● **EXERCISE**
Write out the full set of records exactly. Any pictures in them do not belong in the copy.

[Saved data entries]
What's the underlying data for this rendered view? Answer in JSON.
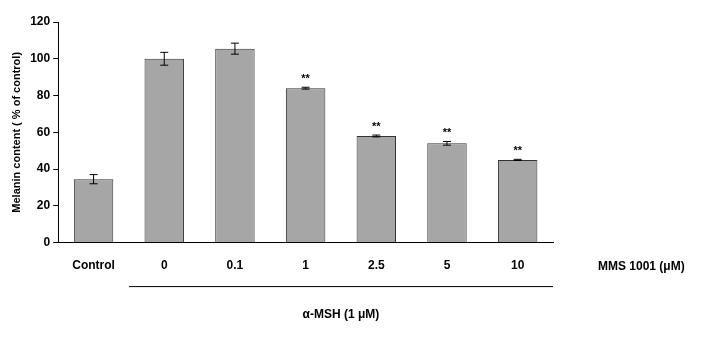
{
  "chart_data": {
    "type": "bar",
    "y_label": "Melanin content ( % of control)",
    "x_label": "MMS 1001 (μM)",
    "categories": [
      "Control",
      "0",
      "0.1",
      "1",
      "2.5",
      "5",
      "10"
    ],
    "values": [
      34.5,
      100,
      105.5,
      84,
      58,
      54,
      45
    ],
    "errors": [
      2.5,
      3.5,
      3,
      0.5,
      0.5,
      1,
      0.3
    ],
    "significance": [
      null,
      null,
      null,
      "**",
      "**",
      "**",
      "**"
    ],
    "group": {
      "label": "α-MSH (1 μM)",
      "from": "0",
      "to": "10"
    },
    "color": "#a6a6a6",
    "ylim": [
      0,
      120
    ],
    "yticks": [
      0,
      20,
      40,
      60,
      80,
      100,
      120
    ],
    "grid": false,
    "legend": null
  }
}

● **SOLUTION TO THE EXERCISE**
What's the underlying data for this rendered view? Answer in JSON.
{
  "chart_data": {
    "type": "bar",
    "y_label": "Melanin content ( % of control)",
    "x_label": "MMS 1001 (μM)",
    "categories": [
      "Control",
      "0",
      "0.1",
      "1",
      "2.5",
      "5",
      "10"
    ],
    "values": [
      34.5,
      100,
      105.5,
      84,
      58,
      54,
      45
    ],
    "errors": [
      2.5,
      3.5,
      3,
      0.5,
      0.5,
      1,
      0.3
    ],
    "significance": [
      null,
      null,
      null,
      "**",
      "**",
      "**",
      "**"
    ],
    "group": {
      "label": "α-MSH (1 μM)",
      "from": "0",
      "to": "10"
    },
    "color": "#a6a6a6",
    "ylim": [
      0,
      120
    ],
    "yticks": [
      0,
      20,
      40,
      60,
      80,
      100,
      120
    ],
    "grid": false,
    "legend": null
  }
}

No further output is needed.